Data records:
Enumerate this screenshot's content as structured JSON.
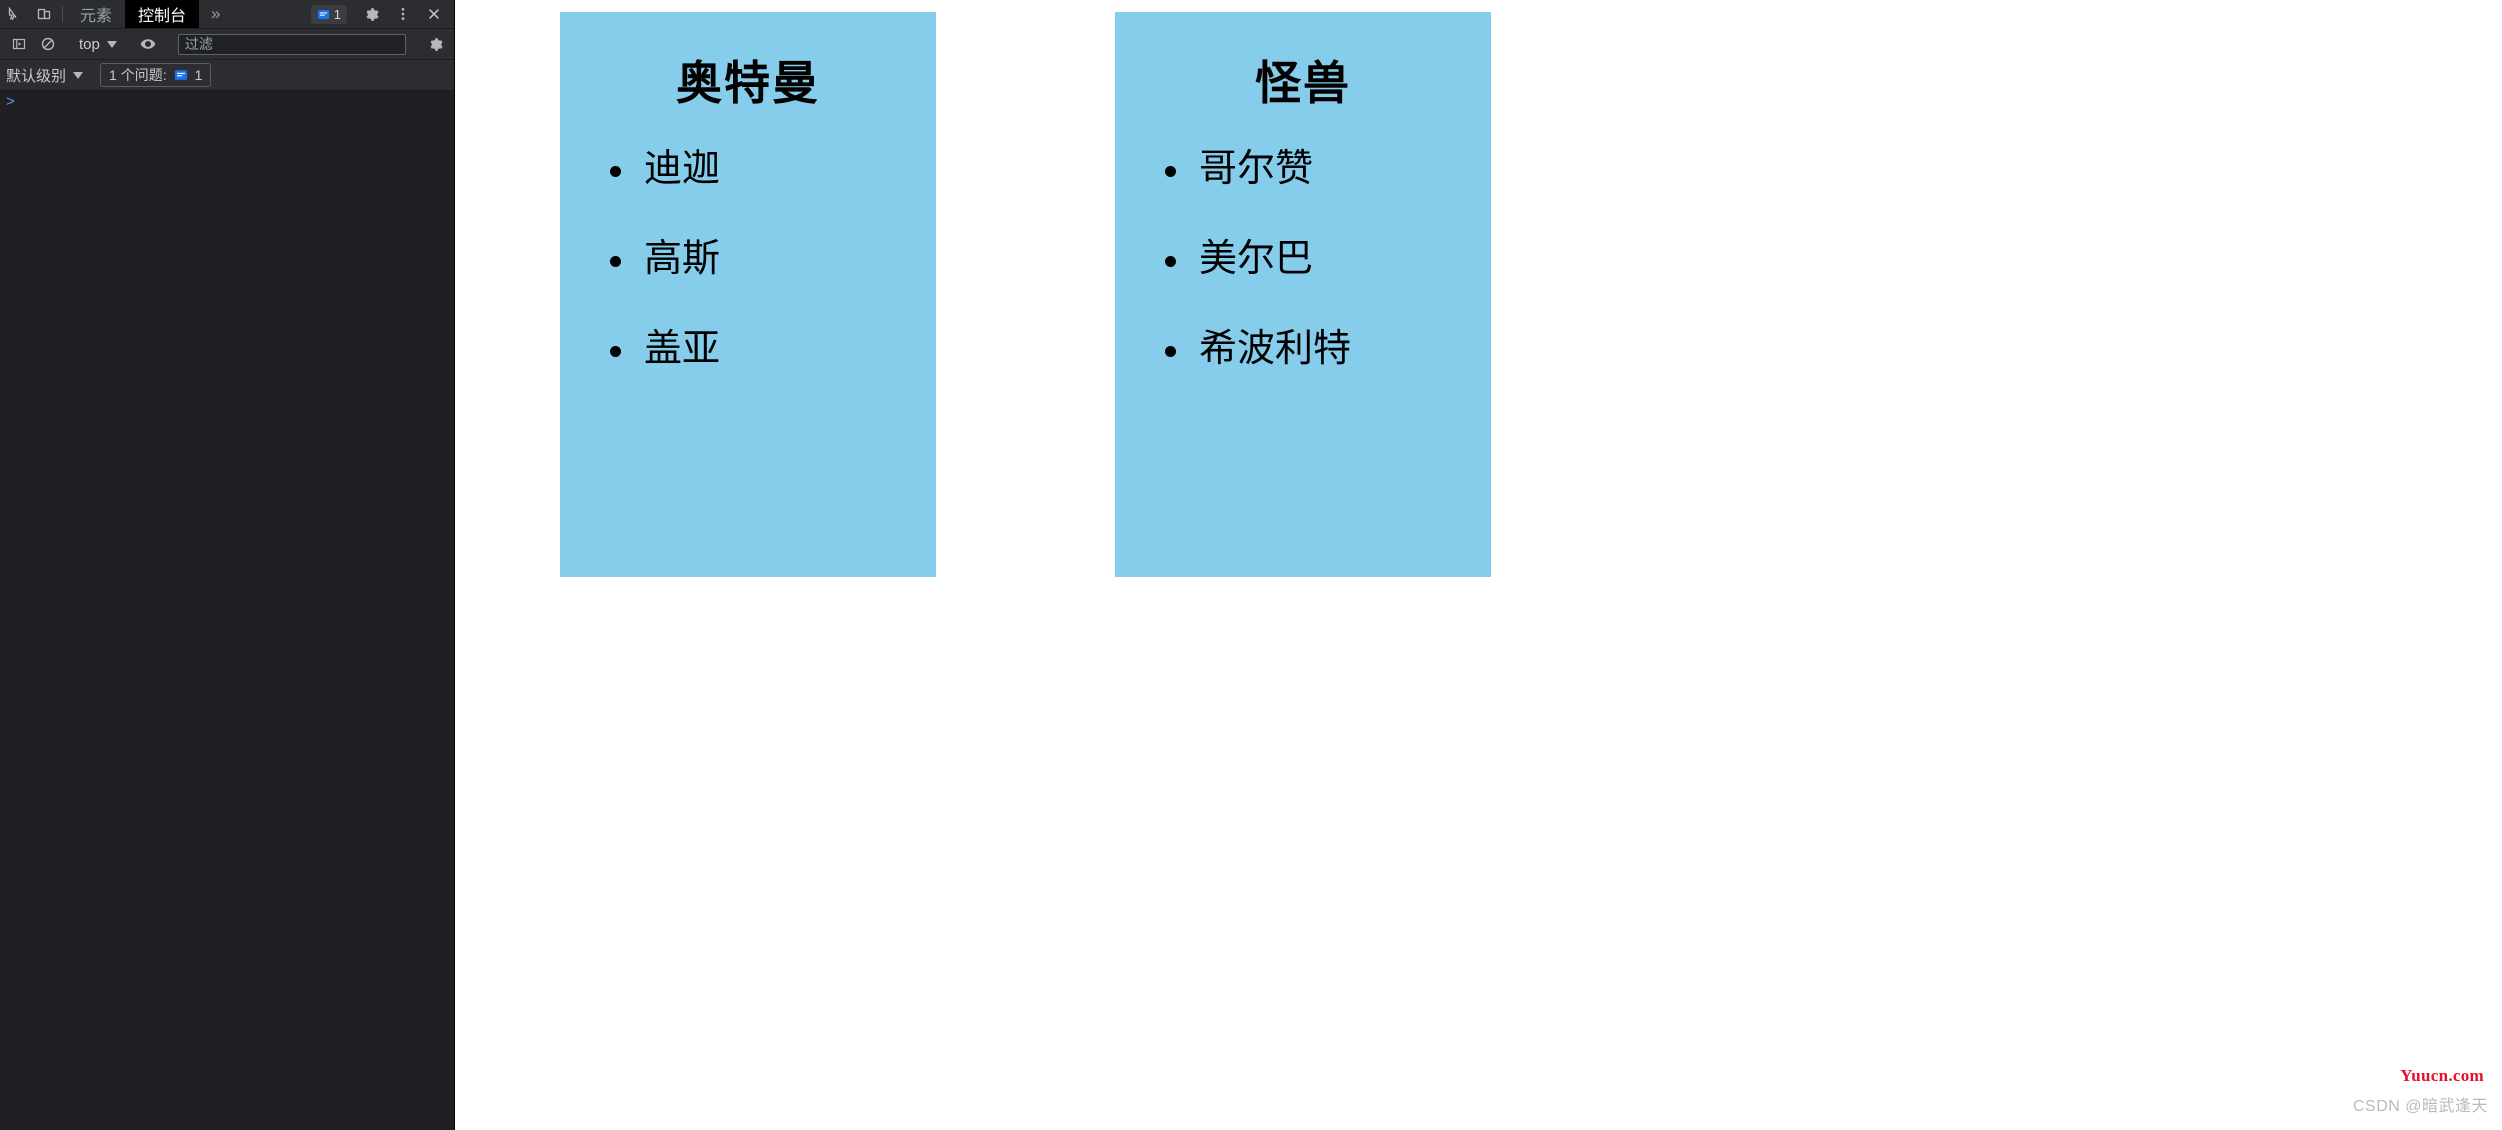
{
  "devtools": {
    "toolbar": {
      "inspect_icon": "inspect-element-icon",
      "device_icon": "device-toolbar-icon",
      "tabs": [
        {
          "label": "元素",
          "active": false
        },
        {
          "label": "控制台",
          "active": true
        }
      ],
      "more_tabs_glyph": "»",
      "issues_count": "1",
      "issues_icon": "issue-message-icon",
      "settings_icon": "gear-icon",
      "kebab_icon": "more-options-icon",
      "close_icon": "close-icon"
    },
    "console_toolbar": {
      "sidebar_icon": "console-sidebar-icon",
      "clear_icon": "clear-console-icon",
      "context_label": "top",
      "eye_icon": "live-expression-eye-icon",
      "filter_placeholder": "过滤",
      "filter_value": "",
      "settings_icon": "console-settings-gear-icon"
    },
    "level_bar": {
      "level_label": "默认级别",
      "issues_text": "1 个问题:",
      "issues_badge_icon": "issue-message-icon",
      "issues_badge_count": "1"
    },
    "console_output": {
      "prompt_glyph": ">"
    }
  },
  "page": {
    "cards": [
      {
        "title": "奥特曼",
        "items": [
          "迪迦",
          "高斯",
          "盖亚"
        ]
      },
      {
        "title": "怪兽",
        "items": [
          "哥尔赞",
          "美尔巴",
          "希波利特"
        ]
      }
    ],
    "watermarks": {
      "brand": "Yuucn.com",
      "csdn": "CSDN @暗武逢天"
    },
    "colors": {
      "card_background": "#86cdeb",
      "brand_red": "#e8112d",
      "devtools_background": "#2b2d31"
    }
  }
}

• Task requirements
Search the data above for lines holding "gear" and copy each of them.

• Response
      "settings_icon": "gear-icon",
      "settings_icon": "console-settings-gear-icon"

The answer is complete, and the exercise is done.